╭─ Kutipan Teks
Pages

Monday, November 10, 2014

Pura Gunung Raung

PURA GUNUNG RAUNG
     


A. Letak Pura Gunung Raung
Kahyangan Jagat Pura Agung Gunung Raung berlokasi di Desa Taro kecamatan Tegalalang kabupaten Gianyar, berjarak sekitar 25 km dari kota Gianyar atau sekitar 42 km dari kota Denpasar. Letak pura diantara dua buah aliran sungai yaitu sungai Wos Lanang (Wos Kangin) dan Wos Wadon (Wos Kauh).

B. Sejarah Pura Gunung Raung
Pura ini erat sekali kaitannya dengan perjalanan Rsi Markandya, seorang resi dari Pasraman Gunung Raung, Jawa Timur, ke Bali untuk menyebarkan ajaran Sanatana Dharma (Kebenaran Abadi) yang kini dikenal dengan sebutan Hindu Dharma. Setelah terlebih dahulu mengawali langkahnya dengan mendirikan Pura Basukian di Besakih, selanjutnya Rsi Markandya membangun pasraman (semacam pesantrian) di Taro. Pasraman inilah yang kemudian menjadi cikal bakal berdirinya Pura Gunung Raung di Desa Taro tersebut.
╰─
> Permintaan
Lanjutkan tulisan tentang Pura Gunung Raung di atas, dimulai setelah kalimat terakhirnya.
╭─ Entri yang Diberikan
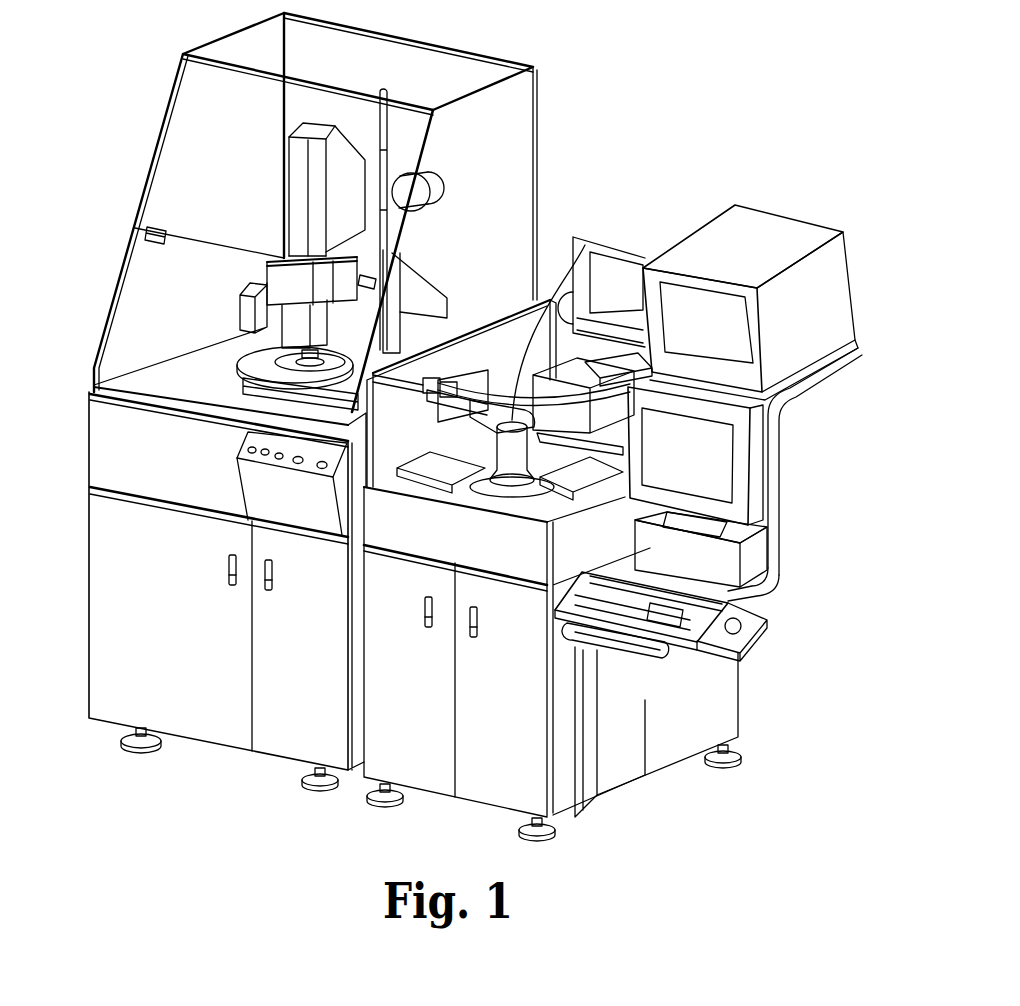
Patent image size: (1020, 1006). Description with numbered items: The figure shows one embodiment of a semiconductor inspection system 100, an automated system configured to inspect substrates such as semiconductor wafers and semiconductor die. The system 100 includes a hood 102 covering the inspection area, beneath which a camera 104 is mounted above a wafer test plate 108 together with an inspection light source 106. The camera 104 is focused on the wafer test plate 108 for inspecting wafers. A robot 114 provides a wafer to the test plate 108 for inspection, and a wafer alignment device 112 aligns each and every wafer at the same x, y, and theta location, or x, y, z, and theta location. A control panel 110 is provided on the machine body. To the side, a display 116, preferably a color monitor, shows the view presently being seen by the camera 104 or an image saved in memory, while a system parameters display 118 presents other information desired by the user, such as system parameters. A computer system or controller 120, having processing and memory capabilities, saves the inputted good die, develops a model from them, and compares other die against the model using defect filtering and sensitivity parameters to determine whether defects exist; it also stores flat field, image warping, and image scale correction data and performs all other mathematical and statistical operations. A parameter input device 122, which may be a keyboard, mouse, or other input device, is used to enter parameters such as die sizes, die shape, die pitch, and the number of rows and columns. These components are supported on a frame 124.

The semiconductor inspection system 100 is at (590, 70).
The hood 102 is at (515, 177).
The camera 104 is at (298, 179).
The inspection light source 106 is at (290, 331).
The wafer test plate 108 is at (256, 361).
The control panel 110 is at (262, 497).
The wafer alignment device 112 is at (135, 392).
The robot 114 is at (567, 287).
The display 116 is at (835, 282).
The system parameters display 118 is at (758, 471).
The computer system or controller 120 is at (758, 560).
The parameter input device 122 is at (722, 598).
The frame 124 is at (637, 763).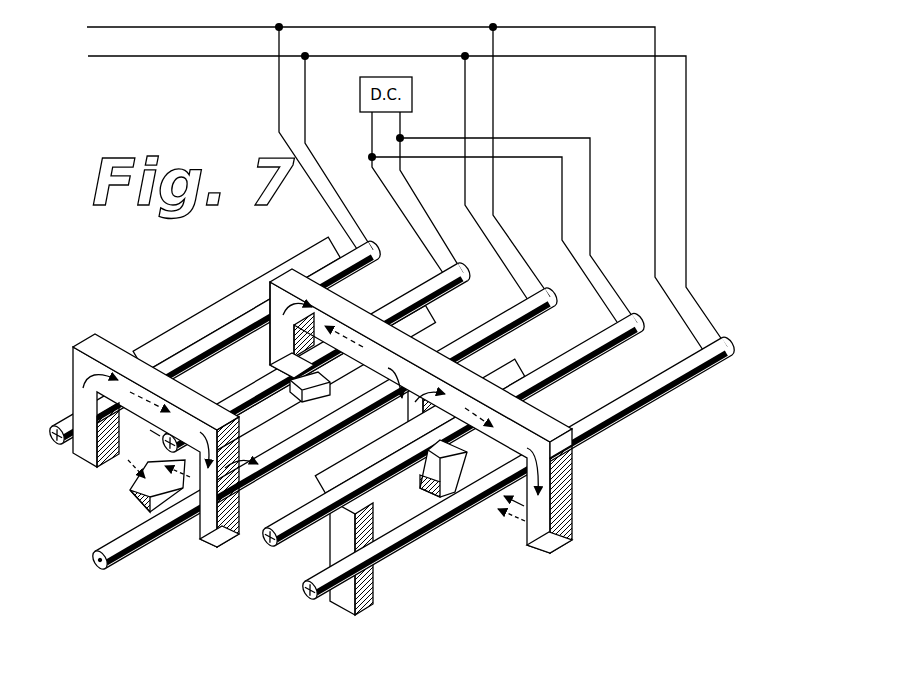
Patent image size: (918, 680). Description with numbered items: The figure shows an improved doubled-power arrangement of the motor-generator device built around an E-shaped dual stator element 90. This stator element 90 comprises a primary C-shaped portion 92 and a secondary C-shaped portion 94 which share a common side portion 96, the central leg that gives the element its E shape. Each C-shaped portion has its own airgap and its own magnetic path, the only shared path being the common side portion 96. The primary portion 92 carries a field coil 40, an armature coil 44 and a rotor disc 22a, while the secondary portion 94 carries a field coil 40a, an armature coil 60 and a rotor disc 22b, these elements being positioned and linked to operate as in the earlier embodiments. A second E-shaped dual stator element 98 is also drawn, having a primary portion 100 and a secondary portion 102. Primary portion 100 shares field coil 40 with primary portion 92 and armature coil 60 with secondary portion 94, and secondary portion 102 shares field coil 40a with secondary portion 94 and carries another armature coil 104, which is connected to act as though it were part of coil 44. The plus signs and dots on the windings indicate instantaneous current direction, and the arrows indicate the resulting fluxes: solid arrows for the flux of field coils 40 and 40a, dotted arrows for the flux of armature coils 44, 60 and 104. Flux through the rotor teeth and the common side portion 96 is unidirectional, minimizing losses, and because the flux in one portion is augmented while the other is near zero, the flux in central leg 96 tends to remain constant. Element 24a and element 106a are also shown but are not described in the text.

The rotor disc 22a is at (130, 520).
╰─
> Jawaban Latihan
Di desa Taro, Pura Gunung Raung ini terletak persis di tengah-tengah desa dan menjadi pembatas Banjar Taro Kaja (utara) dan Banjar Taro Kelod (selatan). Ini adalah sesuatu yang unik, sebab pada umumnya letak pura di Desa Kuno di Bali adalah di daerah hulu dan di daerah hilir desa. Tentang perjalanan Rsi Markandya pada abad ke-8 itu, menurut lontar Bali Tatwa, mulanya Sang Resi berasrama di Damalung, Jawa Timur. Selanjutnya, beliau mengadakan tirthayatra (perjalanan suci) ke arah timur hingga ke Gunung Hyang (Dieng). Tak ada tempat ideal yang ia temukan sebagai pasraman dalam perjalanan suci tersebut. Resi Markandya pun melanjutkan perjalanannya ke arah timur hingga tiba di Gunung Raung, Jawa Timur. Di tempat inilah beliau membangun asrama dan melakukan pertapaan.
Suatu hari, dalam samadinya, beliau mendapatkan petunjuk agar meneruskan perjalanan ke arah timur lagi, yakni ke Pulau Bali. Petunjuk itu pun dilaksanakannya. Diiringi 800 pengikut, beliau melanjutkan perjalanan sucinya ke Bali.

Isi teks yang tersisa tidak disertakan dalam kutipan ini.